## Your goal:
Extract all of the data and reproduce it precisely.

## Data to process:
----
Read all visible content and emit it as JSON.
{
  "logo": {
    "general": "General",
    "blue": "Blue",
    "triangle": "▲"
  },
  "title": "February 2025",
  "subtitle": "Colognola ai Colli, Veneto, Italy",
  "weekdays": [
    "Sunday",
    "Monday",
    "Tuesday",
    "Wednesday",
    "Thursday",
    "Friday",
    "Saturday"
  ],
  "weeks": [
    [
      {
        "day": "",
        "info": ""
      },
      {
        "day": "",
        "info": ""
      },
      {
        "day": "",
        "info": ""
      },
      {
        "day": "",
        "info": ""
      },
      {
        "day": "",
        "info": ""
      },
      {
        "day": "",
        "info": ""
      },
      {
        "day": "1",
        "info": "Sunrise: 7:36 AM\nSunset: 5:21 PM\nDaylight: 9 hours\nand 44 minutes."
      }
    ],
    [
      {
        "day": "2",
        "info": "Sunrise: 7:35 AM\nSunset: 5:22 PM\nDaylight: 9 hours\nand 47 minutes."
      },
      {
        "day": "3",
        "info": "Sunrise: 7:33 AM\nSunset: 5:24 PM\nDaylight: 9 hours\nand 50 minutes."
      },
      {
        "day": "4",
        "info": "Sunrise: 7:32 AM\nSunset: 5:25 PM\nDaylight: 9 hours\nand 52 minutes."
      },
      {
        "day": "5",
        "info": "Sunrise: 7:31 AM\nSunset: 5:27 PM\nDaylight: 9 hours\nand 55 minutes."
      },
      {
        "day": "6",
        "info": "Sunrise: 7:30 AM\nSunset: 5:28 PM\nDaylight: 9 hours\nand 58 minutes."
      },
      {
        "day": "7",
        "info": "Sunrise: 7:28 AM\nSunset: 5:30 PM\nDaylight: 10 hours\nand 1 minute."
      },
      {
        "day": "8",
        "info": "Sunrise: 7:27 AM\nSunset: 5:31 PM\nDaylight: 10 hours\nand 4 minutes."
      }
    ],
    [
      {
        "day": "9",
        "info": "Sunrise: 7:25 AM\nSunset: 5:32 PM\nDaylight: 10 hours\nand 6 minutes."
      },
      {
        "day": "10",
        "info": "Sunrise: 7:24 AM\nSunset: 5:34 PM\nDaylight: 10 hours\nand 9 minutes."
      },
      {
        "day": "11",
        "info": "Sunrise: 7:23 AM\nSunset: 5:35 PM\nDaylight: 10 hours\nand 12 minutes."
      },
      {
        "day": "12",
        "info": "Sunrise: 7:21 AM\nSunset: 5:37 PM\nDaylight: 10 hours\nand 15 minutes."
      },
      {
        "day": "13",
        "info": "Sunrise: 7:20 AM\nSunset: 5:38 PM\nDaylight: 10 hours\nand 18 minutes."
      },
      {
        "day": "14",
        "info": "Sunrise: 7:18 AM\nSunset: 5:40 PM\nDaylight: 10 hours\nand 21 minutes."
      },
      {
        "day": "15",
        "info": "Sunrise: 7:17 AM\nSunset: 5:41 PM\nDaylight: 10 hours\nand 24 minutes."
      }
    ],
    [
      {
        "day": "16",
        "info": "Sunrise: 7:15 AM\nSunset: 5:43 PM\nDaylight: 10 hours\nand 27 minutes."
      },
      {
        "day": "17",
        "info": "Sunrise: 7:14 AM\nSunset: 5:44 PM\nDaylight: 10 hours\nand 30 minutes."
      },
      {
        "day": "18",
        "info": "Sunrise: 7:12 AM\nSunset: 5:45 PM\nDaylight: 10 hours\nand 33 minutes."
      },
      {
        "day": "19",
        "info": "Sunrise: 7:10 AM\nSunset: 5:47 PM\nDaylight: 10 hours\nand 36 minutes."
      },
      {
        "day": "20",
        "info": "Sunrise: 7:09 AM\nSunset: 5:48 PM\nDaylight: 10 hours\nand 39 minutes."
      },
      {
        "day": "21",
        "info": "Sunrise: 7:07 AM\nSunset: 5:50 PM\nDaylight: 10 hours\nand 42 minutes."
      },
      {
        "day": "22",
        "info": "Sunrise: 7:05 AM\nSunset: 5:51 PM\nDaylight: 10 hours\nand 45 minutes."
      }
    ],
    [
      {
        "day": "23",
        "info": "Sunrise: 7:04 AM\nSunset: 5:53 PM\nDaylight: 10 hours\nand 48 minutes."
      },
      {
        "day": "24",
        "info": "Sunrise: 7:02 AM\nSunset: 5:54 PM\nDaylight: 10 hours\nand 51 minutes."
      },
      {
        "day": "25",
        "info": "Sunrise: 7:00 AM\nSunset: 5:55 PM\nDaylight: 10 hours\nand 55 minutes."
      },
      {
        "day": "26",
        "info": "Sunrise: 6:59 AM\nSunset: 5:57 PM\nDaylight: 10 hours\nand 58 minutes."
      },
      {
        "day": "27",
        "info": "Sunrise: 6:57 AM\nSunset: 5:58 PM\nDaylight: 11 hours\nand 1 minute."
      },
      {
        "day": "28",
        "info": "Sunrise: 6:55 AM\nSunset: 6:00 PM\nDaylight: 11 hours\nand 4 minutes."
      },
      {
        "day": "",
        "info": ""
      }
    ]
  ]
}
----
## Answer to the task:
Read all visible content and emit it as JSON.
{
  "logo": {
    "general": "General",
    "blue": "Blue",
    "triangle": "▲"
  },
  "title": "February 2025",
  "subtitle": "Colognola ai Colli, Veneto, Italy",
  "weekdays": [
    "Sunday",
    "Monday",
    "Tuesday",
    "Wednesday",
    "Thursday",
    "Friday",
    "Saturday"
  ],
  "weeks": [
    [
      {
        "day": "",
        "info": ""
      },
      {
        "day": "",
        "info": ""
      },
      {
        "day": "",
        "info": ""
      },
      {
        "day": "",
        "info": ""
      },
      {
        "day": "",
        "info": ""
      },
      {
        "day": "",
        "info": ""
      },
      {
        "day": "1",
        "info": "Sunrise: 7:36 AM\nSunset: 5:21 PM\nDaylight: 9 hours\nand 44 minutes."
      }
    ],
    [
      {
        "day": "2",
        "info": "Sunrise: 7:35 AM\nSunset: 5:22 PM\nDaylight: 9 hours\nand 47 minutes."
      },
      {
        "day": "3",
        "info": "Sunrise: 7:33 AM\nSunset: 5:24 PM\nDaylight: 9 hours\nand 50 minutes."
      },
      {
        "day": "4",
        "info": "Sunrise: 7:32 AM\nSunset: 5:25 PM\nDaylight: 9 hours\nand 52 minutes."
      },
      {
        "day": "5",
        "info": "Sunrise: 7:31 AM\nSunset: 5:27 PM\nDaylight: 9 hours\nand 55 minutes."
      },
      {
        "day": "6",
        "info": "Sunrise: 7:30 AM\nSunset: 5:28 PM\nDaylight: 9 hours\nand 58 minutes."
      },
      {
        "day": "7",
        "info": "Sunrise: 7:28 AM\nSunset: 5:30 PM\nDaylight: 10 hours\nand 1 minute."
      },
      {
        "day": "8",
        "info": "Sunrise: 7:27 AM\nSunset: 5:31 PM\nDaylight: 10 hours\nand 4 minutes."
      }
    ],
    [
      {
        "day": "9",
        "info": "Sunrise: 7:25 AM\nSunset: 5:32 PM\nDaylight: 10 hours\nand 6 minutes."
      },
      {
        "day": "10",
        "info": "Sunrise: 7:24 AM\nSunset: 5:34 PM\nDaylight: 10 hours\nand 9 minutes."
      },
      {
        "day": "11",
        "info": "Sunrise: 7:23 AM\nSunset: 5:35 PM\nDaylight: 10 hours\nand 12 minutes."
      },
      {
        "day": "12",
        "info": "Sunrise: 7:21 AM\nSunset: 5:37 PM\nDaylight: 10 hours\nand 15 minutes."
      },
      {
        "day": "13",
        "info": "Sunrise: 7:20 AM\nSunset: 5:38 PM\nDaylight: 10 hours\nand 18 minutes."
      },
      {
        "day": "14",
        "info": "Sunrise: 7:18 AM\nSunset: 5:40 PM\nDaylight: 10 hours\nand 21 minutes."
      },
      {
        "day": "15",
        "info": "Sunrise: 7:17 AM\nSunset: 5:41 PM\nDaylight: 10 hours\nand 24 minutes."
      }
    ],
    [
      {
        "day": "16",
        "info": "Sunrise: 7:15 AM\nSunset: 5:43 PM\nDaylight: 10 hours\nand 27 minutes."
      },
      {
        "day": "17",
        "info": "Sunrise: 7:14 AM\nSunset: 5:44 PM\nDaylight: 10 hours\nand 30 minutes."
      },
      {
        "day": "18",
        "info": "Sunrise: 7:12 AM\nSunset: 5:45 PM\nDaylight: 10 hours\nand 33 minutes."
      },
      {
        "day": "19",
        "info": "Sunrise: 7:10 AM\nSunset: 5:47 PM\nDaylight: 10 hours\nand 36 minutes."
      },
      {
        "day": "20",
        "info": "Sunrise: 7:09 AM\nSunset: 5:48 PM\nDaylight: 10 hours\nand 39 minutes."
      },
      {
        "day": "21",
        "info": "Sunrise: 7:07 AM\nSunset: 5:50 PM\nDaylight: 10 hours\nand 42 minutes."
      },
      {
        "day": "22",
        "info": "Sunrise: 7:05 AM\nSunset: 5:51 PM\nDaylight: 10 hours\nand 45 minutes."
      }
    ],
    [
      {
        "day": "23",
        "info": "Sunrise: 7:04 AM\nSunset: 5:53 PM\nDaylight: 10 hours\nand 48 minutes."
      },
      {
        "day": "24",
        "info": "Sunrise: 7:02 AM\nSunset: 5:54 PM\nDaylight: 10 hours\nand 51 minutes."
      },
      {
        "day": "25",
        "info": "Sunrise: 7:00 AM\nSunset: 5:55 PM\nDaylight: 10 hours\nand 55 minutes."
      },
      {
        "day": "26",
        "info": "Sunrise: 6:59 AM\nSunset: 5:57 PM\nDaylight: 10 hours\nand 58 minutes."
      },
      {
        "day": "27",
        "info": "Sunrise: 6:57 AM\nSunset: 5:58 PM\nDaylight: 11 hours\nand 1 minute."
      },
      {
        "day": "28",
        "info": "Sunrise: 6:55 AM\nSunset: 6:00 PM\nDaylight: 11 hours\nand 4 minutes."
      },
      {
        "day": "",
        "info": ""
      }
    ]
  ]
}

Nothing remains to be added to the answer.